[EXERCISE] Work out how many lines of the listing hold the string "White", then answer with that number and nothing else.

--- --- ---

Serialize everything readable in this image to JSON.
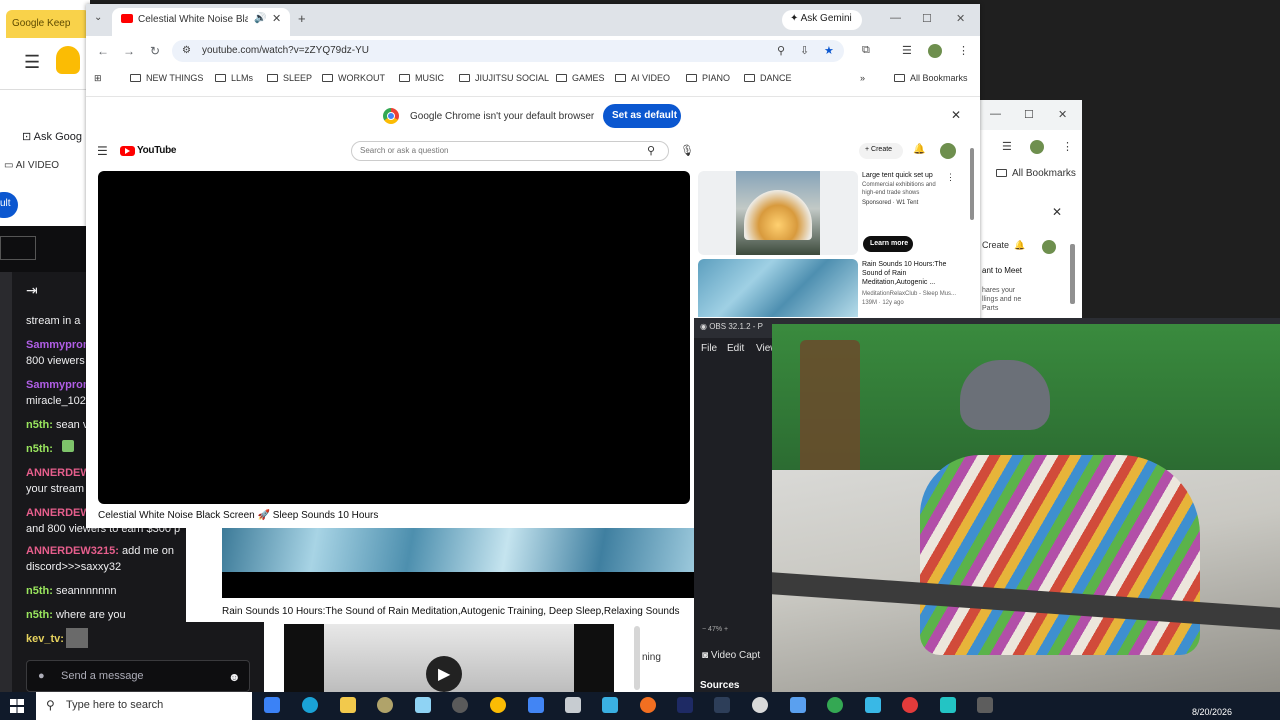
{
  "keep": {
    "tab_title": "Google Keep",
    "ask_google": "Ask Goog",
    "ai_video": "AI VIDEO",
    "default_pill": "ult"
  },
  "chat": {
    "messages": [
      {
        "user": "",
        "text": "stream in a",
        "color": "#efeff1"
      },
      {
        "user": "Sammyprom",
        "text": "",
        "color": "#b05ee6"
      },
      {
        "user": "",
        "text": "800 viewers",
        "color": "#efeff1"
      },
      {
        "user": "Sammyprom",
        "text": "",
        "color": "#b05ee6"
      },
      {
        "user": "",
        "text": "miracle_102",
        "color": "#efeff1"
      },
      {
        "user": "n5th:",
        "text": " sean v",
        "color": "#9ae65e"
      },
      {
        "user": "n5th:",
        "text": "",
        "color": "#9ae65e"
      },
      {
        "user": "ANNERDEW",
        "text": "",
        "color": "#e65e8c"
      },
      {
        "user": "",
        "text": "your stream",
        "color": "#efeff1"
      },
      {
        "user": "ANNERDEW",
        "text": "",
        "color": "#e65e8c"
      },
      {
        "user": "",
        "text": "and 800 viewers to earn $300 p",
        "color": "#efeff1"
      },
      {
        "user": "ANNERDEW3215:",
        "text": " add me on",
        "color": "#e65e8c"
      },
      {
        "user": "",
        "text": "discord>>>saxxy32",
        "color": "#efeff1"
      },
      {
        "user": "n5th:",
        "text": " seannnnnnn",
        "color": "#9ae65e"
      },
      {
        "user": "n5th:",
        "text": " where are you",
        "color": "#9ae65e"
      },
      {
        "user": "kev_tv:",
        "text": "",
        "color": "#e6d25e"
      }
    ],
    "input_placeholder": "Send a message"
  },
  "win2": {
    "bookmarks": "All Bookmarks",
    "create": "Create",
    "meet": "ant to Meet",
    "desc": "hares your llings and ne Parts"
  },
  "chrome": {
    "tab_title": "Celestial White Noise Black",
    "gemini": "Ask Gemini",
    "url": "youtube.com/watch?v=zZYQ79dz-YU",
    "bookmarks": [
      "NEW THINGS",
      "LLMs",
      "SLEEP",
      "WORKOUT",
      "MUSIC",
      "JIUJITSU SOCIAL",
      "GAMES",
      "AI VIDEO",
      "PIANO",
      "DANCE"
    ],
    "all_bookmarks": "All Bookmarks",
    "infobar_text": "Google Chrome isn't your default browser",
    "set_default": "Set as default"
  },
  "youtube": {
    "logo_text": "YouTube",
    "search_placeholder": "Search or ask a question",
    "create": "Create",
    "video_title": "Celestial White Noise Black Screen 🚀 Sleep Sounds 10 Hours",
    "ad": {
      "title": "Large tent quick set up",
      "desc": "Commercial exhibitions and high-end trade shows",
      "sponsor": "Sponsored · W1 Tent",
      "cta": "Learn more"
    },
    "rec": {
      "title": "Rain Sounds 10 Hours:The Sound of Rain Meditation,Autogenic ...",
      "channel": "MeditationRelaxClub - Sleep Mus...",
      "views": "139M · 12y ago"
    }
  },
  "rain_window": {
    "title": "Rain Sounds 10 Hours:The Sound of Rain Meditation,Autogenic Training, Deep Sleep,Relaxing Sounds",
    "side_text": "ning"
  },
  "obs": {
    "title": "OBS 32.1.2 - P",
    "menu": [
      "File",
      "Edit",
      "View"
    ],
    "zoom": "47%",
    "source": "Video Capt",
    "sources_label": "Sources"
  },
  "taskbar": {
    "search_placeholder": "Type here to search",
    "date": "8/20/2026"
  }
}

--- --- ---

[WRITTEN SOLUTION] 2